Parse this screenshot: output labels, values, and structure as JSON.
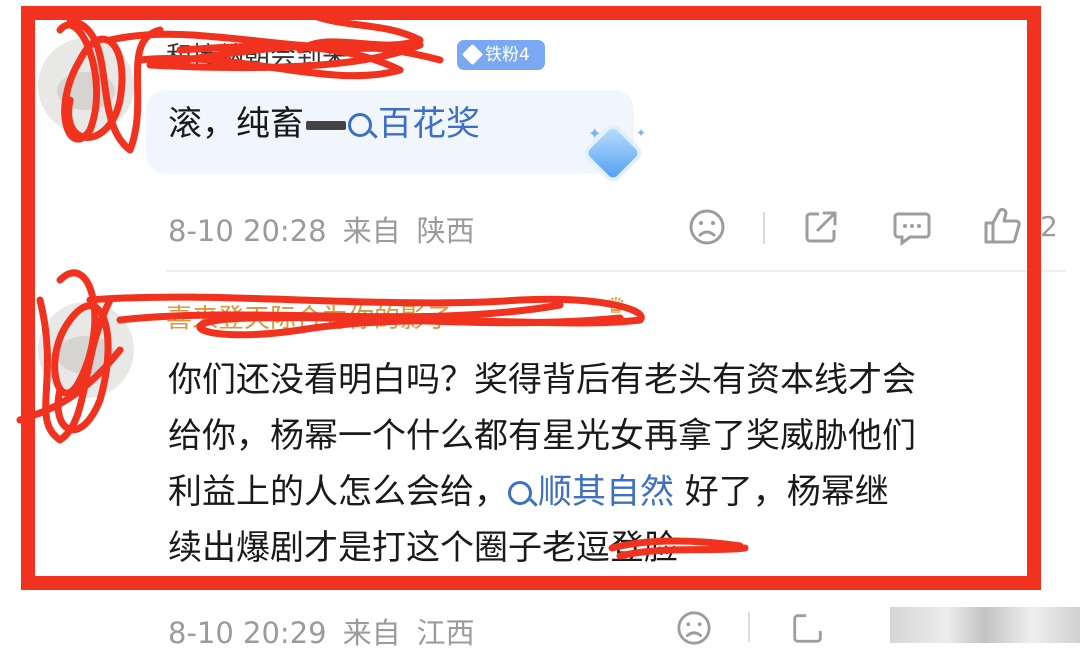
{
  "comments": [
    {
      "username": "和接纳朝会到来",
      "badge": "铁粉4",
      "text_before": "滚，纯畜",
      "topic": "百花奖",
      "time": "8-10 20:28",
      "location_prefix": "来自",
      "location": "陕西",
      "like_count": "2"
    },
    {
      "username": "喜来登天际合为你的影子",
      "lines": [
        "你们还没看明白吗？奖得背后有老头有资本线才会",
        "给你，杨幂一个什么都有星光女再拿了奖威胁他们"
      ],
      "line3_before": "利益上的人怎么会给，",
      "line3_topic": "顺其自然",
      "line3_after": " 好了，杨幂继",
      "line4": "续出爆剧才是打这个圈子老逗登脸",
      "time": "8-10 20:29",
      "location_prefix": "来自",
      "location": "江西"
    }
  ],
  "icons": [
    "sad-face-icon",
    "share-icon",
    "comment-icon",
    "thumbs-up-icon",
    "search-icon",
    "gem-icon"
  ],
  "colors": {
    "frame": "#f0321e",
    "scribble": "#f0321e",
    "topic_link": "#3d6fc4",
    "badge_bg": "#7ba8f2",
    "meta_text": "#9b9b9b"
  }
}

======

* **Task goal**
Copy out the whole listing exactly, and don't carry over any pictures.

* **Output for this task**
Parse this screenshot: output labels, values, and structure as JSON.
{
  "comments": [
    {
      "username": "和接纳朝会到来",
      "badge": "铁粉4",
      "text_before": "滚，纯畜",
      "topic": "百花奖",
      "time": "8-10 20:28",
      "location_prefix": "来自",
      "location": "陕西",
      "like_count": "2"
    },
    {
      "username": "喜来登天际合为你的影子",
      "lines": [
        "你们还没看明白吗？奖得背后有老头有资本线才会",
        "给你，杨幂一个什么都有星光女再拿了奖威胁他们"
      ],
      "line3_before": "利益上的人怎么会给，",
      "line3_topic": "顺其自然",
      "line3_after": " 好了，杨幂继",
      "line4": "续出爆剧才是打这个圈子老逗登脸",
      "time": "8-10 20:29",
      "location_prefix": "来自",
      "location": "江西"
    }
  ],
  "icons": [
    "sad-face-icon",
    "share-icon",
    "comment-icon",
    "thumbs-up-icon",
    "search-icon",
    "gem-icon"
  ],
  "colors": {
    "frame": "#f0321e",
    "scribble": "#f0321e",
    "topic_link": "#3d6fc4",
    "badge_bg": "#7ba8f2",
    "meta_text": "#9b9b9b"
  }
}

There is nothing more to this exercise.